### REQUEST
Pull each line containing "XETRA" out of the data and copy it.
## begin SUPPLIED RECORDS
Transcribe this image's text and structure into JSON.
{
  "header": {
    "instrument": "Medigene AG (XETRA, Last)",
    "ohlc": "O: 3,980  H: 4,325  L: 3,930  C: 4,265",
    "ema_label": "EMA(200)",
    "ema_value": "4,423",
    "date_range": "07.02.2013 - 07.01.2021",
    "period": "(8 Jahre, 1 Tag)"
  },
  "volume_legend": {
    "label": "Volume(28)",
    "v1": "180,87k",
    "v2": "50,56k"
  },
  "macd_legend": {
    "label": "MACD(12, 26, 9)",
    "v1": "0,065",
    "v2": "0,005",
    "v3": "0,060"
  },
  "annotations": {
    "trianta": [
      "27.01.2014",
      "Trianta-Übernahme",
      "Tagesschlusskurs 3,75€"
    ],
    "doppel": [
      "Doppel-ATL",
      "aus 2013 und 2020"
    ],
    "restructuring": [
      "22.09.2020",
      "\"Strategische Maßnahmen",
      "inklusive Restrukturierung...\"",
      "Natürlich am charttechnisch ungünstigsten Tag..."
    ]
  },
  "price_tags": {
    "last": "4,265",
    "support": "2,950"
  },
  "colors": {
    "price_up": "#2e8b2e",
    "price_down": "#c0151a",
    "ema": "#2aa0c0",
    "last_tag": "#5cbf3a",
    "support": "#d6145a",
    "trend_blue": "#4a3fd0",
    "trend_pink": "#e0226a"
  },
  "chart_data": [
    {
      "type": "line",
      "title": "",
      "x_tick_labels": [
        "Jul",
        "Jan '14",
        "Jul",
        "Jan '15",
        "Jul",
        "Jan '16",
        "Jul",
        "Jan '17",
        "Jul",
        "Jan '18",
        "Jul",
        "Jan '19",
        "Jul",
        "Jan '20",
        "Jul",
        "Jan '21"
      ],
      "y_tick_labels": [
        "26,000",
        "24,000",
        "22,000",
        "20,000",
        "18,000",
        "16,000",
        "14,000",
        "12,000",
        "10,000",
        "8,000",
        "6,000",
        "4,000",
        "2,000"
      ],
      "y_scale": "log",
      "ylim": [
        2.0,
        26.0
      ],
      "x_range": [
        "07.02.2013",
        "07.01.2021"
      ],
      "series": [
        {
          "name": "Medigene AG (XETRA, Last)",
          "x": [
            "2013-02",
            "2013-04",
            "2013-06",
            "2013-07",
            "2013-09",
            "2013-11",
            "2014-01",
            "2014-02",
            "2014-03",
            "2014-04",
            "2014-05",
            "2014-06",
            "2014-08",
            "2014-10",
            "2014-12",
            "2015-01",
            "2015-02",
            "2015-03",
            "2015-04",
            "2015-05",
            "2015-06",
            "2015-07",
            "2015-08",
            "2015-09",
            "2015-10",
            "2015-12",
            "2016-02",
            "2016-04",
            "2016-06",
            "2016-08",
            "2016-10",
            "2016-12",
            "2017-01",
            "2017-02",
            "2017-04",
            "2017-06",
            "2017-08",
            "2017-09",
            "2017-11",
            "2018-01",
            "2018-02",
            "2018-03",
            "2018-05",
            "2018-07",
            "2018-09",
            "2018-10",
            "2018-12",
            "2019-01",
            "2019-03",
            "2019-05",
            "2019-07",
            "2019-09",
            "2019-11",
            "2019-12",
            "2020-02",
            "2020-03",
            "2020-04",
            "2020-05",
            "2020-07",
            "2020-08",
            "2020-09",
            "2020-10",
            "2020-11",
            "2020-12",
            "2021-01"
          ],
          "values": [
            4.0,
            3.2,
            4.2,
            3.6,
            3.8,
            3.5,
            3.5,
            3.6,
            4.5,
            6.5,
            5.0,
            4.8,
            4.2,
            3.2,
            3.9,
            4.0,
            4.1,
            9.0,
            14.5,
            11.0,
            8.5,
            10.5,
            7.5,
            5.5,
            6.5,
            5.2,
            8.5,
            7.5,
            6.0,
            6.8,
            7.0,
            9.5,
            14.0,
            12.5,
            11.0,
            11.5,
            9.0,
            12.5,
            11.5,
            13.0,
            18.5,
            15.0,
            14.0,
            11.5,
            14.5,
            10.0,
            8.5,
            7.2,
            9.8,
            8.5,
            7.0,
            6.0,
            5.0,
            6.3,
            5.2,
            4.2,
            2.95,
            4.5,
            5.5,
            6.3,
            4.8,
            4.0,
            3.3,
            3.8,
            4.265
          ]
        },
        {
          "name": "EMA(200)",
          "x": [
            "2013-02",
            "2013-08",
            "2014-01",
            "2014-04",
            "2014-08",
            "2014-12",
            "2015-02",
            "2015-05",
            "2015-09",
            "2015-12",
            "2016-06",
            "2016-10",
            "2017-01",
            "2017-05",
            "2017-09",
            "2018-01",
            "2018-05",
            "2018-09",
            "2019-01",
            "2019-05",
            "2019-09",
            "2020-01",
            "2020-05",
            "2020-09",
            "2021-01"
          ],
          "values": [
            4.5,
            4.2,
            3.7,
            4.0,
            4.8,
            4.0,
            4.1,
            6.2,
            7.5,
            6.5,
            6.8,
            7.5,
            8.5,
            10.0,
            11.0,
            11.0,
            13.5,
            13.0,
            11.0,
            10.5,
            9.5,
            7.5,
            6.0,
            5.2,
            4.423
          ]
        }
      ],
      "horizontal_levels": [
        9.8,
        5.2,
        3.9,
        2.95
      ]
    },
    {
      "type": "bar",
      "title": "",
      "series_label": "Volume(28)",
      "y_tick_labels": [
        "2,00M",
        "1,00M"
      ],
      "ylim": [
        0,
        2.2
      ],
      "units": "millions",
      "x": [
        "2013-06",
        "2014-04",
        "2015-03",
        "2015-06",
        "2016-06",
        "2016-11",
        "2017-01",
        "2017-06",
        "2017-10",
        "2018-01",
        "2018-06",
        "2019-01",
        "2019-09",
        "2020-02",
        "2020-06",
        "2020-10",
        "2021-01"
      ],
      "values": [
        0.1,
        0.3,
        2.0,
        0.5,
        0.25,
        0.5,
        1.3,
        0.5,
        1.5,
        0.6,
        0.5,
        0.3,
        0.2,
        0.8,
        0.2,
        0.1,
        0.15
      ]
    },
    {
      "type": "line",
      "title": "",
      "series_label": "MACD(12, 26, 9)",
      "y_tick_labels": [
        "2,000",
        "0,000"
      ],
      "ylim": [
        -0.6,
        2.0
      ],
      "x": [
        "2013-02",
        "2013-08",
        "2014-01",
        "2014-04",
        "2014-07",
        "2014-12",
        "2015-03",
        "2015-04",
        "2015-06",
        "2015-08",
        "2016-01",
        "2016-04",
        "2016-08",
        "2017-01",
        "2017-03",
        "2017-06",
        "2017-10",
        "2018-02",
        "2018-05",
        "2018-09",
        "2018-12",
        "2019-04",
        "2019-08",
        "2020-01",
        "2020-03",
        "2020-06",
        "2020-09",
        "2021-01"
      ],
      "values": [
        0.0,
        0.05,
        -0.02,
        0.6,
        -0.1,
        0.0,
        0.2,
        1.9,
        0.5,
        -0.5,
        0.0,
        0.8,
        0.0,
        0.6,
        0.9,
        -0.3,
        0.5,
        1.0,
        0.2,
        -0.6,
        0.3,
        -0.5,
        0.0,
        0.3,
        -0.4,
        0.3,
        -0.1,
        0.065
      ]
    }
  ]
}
## end SUPPLIED RECORDS
### EXERCISE RESULT
    "instrument": "Medigene AG (XETRA, Last)",
          "name": "Medigene AG (XETRA, Last)",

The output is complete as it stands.